▸ Objective: Look for the word "name" in the entries below, then copy every line that has it.

▸ Input:
────────────────────

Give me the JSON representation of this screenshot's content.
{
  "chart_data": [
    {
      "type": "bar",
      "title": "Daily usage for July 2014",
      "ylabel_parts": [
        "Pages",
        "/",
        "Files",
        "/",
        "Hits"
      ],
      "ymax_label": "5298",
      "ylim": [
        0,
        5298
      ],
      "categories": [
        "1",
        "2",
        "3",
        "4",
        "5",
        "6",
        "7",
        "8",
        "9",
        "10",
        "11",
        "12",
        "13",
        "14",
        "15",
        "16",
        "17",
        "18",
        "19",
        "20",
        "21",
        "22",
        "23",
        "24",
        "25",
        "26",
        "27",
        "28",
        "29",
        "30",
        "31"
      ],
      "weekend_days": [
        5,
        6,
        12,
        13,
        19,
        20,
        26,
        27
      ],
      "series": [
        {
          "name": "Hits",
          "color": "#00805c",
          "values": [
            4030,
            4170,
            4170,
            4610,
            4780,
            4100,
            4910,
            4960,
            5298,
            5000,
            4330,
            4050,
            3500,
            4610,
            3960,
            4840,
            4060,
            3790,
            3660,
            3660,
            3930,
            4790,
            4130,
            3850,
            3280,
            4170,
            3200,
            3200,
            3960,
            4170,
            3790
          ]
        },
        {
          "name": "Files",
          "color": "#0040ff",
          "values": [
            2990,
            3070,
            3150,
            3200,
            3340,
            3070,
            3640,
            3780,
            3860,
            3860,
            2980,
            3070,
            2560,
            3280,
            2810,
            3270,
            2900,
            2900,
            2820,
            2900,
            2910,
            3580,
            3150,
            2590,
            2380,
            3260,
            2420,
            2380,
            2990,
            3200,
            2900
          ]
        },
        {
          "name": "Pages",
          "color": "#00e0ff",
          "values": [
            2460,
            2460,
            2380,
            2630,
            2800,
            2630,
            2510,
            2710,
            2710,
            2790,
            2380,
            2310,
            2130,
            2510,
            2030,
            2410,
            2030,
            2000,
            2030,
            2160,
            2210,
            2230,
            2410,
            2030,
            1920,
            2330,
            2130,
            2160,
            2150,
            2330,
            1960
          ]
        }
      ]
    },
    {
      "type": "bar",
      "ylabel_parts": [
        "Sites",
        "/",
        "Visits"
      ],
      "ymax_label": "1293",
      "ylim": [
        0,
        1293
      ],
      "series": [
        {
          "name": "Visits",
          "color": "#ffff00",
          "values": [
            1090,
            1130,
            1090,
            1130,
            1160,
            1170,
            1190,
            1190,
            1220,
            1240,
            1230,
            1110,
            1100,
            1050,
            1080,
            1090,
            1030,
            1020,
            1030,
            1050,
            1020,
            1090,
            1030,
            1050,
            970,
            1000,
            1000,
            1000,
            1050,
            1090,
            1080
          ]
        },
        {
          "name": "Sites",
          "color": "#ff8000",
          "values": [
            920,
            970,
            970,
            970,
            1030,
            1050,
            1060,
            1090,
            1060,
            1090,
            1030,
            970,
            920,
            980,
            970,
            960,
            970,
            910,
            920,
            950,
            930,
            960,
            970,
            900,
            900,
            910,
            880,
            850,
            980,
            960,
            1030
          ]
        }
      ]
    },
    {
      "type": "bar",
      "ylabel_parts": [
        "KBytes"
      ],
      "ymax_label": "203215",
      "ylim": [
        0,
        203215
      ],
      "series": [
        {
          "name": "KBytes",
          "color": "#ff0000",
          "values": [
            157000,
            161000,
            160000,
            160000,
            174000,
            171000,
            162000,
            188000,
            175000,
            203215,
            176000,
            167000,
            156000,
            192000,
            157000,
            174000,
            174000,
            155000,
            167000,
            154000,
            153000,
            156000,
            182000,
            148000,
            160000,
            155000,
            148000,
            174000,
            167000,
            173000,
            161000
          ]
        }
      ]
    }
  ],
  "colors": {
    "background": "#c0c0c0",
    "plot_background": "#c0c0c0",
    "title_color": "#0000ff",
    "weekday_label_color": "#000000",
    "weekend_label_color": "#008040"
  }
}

────────────────────

▸ Solution to this exercise:
          "name": "Hits",
          "name": "Files",
          "name": "Pages",
          "name": "Visits",
          "name": "Sites",
          "name": "KBytes",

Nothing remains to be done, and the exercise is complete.